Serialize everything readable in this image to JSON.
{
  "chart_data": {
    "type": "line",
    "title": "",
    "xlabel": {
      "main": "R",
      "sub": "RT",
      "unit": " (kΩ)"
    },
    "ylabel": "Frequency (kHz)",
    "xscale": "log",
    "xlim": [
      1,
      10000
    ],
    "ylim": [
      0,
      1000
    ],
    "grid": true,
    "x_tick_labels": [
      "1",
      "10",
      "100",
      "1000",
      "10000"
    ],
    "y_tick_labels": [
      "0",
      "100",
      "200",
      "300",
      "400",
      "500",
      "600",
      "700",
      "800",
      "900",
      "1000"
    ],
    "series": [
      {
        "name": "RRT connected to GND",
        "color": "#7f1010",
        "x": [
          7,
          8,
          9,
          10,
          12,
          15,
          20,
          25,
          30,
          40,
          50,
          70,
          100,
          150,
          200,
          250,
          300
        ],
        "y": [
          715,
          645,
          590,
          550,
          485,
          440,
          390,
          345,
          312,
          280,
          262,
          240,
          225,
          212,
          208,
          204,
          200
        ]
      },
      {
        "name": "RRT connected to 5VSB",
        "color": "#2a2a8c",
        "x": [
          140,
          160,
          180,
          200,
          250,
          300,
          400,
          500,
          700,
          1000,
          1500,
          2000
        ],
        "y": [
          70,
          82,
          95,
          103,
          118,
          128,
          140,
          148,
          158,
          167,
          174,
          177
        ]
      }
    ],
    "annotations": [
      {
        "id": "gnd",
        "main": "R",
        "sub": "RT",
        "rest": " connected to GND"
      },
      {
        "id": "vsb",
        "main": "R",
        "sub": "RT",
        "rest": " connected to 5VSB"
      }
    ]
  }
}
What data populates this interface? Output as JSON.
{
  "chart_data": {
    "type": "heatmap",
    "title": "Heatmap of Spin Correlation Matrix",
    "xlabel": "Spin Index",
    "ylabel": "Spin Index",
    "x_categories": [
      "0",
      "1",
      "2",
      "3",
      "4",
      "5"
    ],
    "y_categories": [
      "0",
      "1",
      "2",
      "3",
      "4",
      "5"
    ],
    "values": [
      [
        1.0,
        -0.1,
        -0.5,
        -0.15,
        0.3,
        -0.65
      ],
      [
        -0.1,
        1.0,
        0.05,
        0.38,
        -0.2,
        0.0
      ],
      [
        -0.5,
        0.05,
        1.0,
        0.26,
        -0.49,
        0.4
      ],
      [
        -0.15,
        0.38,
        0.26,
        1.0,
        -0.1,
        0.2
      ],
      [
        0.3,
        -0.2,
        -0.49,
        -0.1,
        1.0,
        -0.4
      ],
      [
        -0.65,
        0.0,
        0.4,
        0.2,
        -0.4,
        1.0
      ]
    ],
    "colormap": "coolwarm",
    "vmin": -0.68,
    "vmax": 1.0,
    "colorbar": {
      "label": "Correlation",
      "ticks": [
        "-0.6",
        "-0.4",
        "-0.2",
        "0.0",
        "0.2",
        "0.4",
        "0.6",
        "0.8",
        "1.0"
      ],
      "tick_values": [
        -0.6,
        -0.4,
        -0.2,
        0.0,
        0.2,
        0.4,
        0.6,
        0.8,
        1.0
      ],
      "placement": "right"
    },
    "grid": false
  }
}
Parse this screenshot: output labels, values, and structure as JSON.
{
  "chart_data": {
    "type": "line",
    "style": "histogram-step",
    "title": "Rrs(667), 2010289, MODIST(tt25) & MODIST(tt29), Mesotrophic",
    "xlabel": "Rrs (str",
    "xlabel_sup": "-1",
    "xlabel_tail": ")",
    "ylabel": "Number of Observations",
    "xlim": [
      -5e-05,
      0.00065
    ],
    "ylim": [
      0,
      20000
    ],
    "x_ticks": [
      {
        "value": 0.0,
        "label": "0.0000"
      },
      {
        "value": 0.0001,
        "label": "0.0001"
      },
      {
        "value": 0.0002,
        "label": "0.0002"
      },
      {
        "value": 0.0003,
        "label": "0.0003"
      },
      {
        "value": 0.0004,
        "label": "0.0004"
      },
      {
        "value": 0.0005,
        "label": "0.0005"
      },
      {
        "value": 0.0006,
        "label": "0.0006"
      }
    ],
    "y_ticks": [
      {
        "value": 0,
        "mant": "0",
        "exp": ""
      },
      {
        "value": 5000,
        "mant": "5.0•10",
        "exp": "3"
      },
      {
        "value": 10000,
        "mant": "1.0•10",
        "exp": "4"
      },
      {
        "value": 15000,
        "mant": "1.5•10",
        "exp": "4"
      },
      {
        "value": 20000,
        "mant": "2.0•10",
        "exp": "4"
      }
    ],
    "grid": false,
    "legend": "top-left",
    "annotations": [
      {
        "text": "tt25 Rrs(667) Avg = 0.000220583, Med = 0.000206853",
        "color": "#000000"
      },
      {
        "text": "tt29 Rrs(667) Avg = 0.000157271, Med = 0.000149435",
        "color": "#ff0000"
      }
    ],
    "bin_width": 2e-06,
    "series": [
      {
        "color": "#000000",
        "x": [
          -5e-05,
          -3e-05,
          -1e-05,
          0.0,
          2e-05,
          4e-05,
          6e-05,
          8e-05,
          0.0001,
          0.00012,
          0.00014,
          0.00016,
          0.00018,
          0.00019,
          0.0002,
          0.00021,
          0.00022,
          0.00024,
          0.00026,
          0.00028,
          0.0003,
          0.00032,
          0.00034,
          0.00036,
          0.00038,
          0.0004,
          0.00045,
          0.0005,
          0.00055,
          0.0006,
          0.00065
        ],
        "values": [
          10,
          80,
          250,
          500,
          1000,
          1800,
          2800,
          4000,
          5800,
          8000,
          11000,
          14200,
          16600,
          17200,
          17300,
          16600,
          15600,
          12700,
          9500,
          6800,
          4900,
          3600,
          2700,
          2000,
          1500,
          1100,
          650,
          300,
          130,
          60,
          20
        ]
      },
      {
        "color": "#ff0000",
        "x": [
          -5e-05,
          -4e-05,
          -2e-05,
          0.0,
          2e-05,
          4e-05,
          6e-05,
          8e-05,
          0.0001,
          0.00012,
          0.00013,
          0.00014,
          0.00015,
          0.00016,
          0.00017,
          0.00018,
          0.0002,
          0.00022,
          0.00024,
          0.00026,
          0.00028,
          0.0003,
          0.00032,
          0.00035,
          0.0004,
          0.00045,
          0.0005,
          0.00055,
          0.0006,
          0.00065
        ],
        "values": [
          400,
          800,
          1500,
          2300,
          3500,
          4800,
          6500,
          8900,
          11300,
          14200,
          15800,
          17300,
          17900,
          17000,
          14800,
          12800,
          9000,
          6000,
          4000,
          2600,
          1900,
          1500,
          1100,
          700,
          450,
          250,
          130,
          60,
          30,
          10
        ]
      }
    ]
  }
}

*Exercise requirements:* Search the records for the word "rest", then list every line that has it.

*Answer to the task:*
        "rest": " connected to GND"
        "rest": " connected to 5VSB"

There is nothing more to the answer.